━━ DATASET RECORDS
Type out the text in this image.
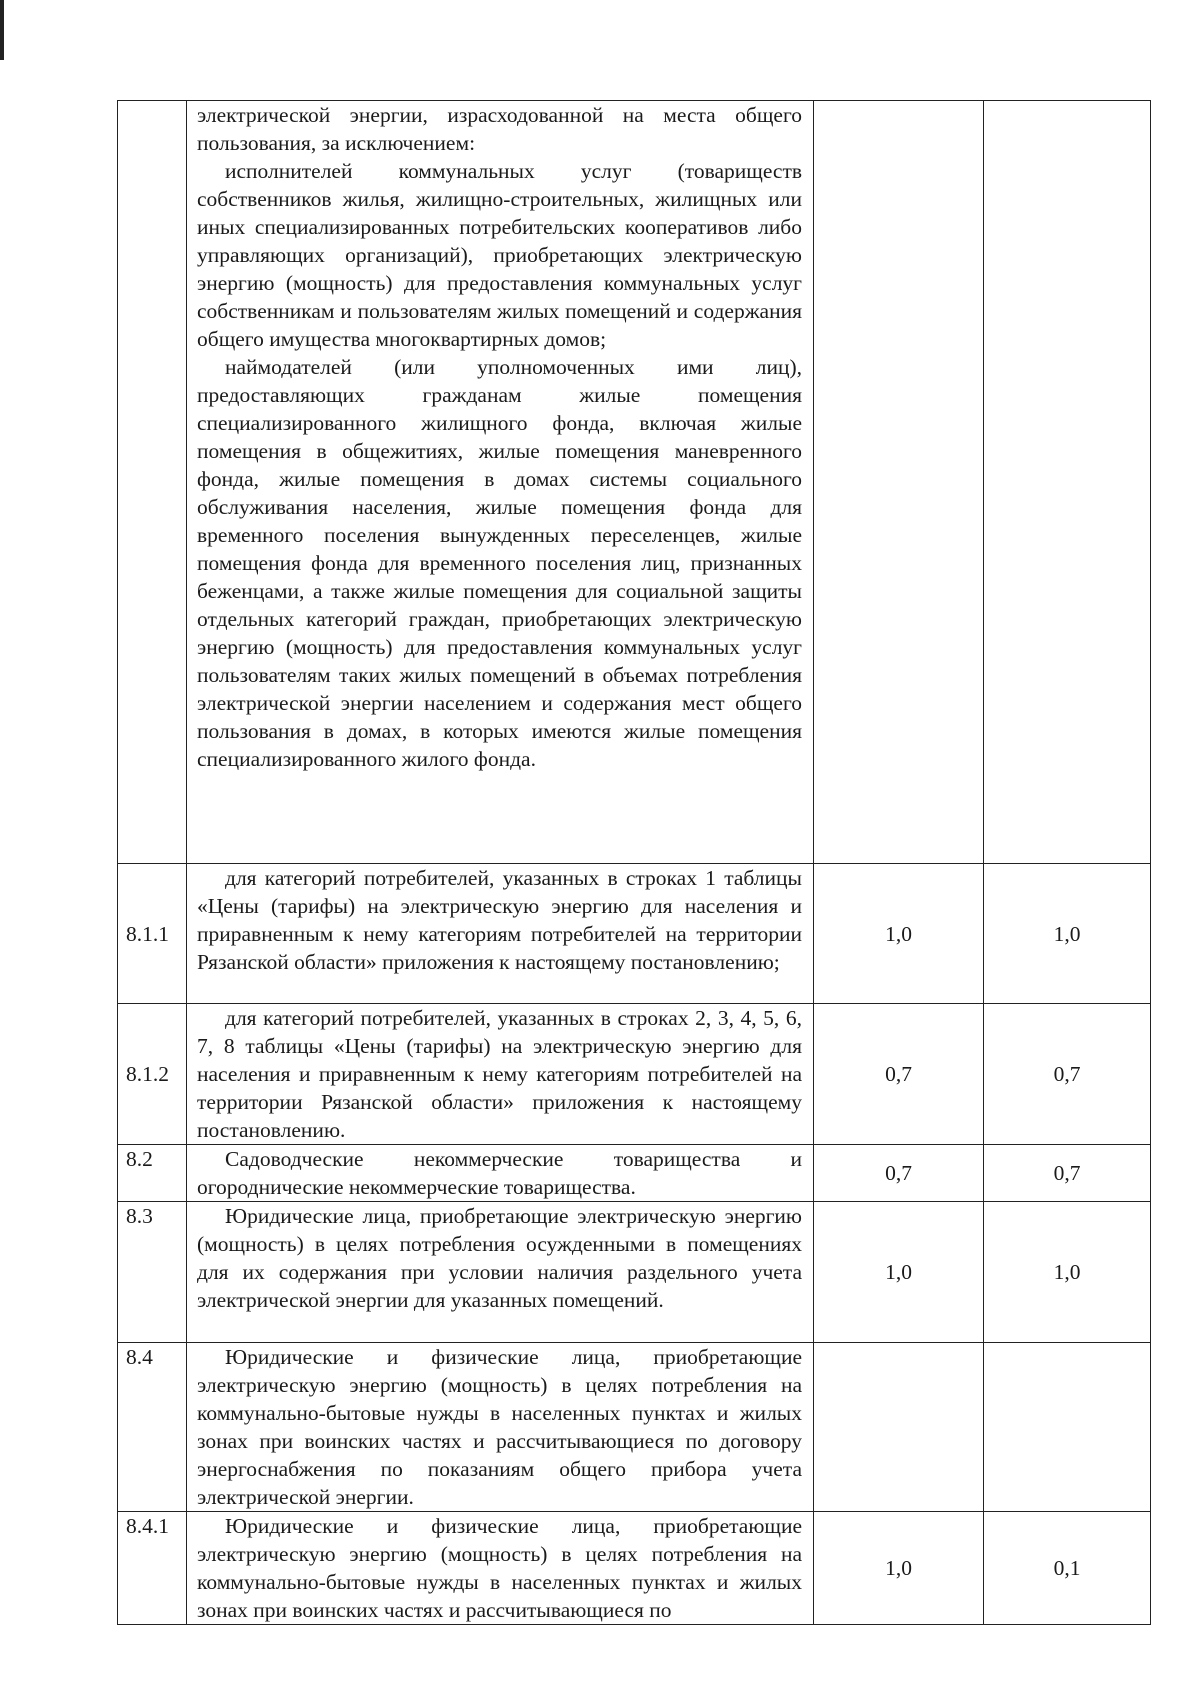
	электрической энергии, израсходованной на места общего пользования, за исключением:

исполнителей коммунальных услуг (товариществ собственников жилья, жилищно-строительных, жилищных или иных специализированных потребительских кооперативов либо управляющих организаций), приобретающих электрическую энергию (мощность) для предоставления коммунальных услуг собственникам и пользователям жилых помещений и содержания общего имущества многоквартирных домов;

наймодателей (или уполномоченных ими лиц), предоставляющих гражданам жилые помещения специализированного жилищного фонда, включая жилые помещения в общежитиях, жилые помещения маневренного фонда, жилые помещения в домах системы социального обслуживания населения, жилые помещения фонда для временного поселения вынужденных переселенцев, жилые помещения фонда для временного поселения лиц, признанных беженцами, а также жилые помещения для социальной защиты отдельных категорий граждан, приобретающих электрическую энергию (мощность) для предоставления коммунальных услуг пользователям таких жилых помещений в объемах потребления электрической энергии населением и содержания мест общего пользования в домах, в которых имеются жилые помещения специализированного жилого фонда.		

8.1.1	для категорий потребителей, указанных в строках 1 таблицы «Цены (тарифы) на электрическую энергию для населения и приравненным к нему категориям потребителей на территории Рязанской области» приложения к настоящему постановлению;	1,0	1,0
8.1.2	для категорий потребителей, указанных в строках 2, 3, 4, 5, 6, 7, 8 таблицы «Цены (тарифы) на электрическую энергию для населения и приравненным к нему категориям потребителей на территории Рязанской области» приложения к настоящему постановлению.	0,7	0,7
8.2	Садоводческие некоммерческие товарищества и огороднические некоммерческие товарищества.	0,7	0,7
8.3	Юридические лица, приобретающие электрическую энергию (мощность) в целях потребления осужденными в помещениях для их содержания при условии наличия раздельного учета электрической энергии для указанных помещений.	1,0	1,0
8.4	Юридические и физические лица, приобретающие электрическую энергию (мощность) в целях потребления на коммунально-бытовые нужды в населенных пунктах и жилых зонах при воинских частях и рассчитывающиеся по договору энергоснабжения по показаниям общего прибора учета электрической энергии.		

8.4.1	Юридические и физические лица, приобретающие электрическую энергию (мощность) в целях потребления на коммунально-бытовые нужды в населенных пунктах и жилых зонах при воинских частях и рассчитывающиеся по	1,0	0,1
━━━━
▶ EXERCISE DIRECTIONS
Show, from the listing above, each line that contains the word "постановлению".

▶ TASK ANSWER
8.1.1	для категорий потребителей, указанных в строках 1 таблицы «Цены (тарифы) на электрическую энергию для населения и приравненным к нему категориям потребителей на территории Рязанской области» приложения к настоящему постановлению;	1,0	1,0
8.1.2	для категорий потребителей, указанных в строках 2, 3, 4, 5, 6, 7, 8 таблицы «Цены (тарифы) на электрическую энергию для населения и приравненным к нему категориям потребителей на территории Рязанской области» приложения к настоящему постановлению.	0,7	0,7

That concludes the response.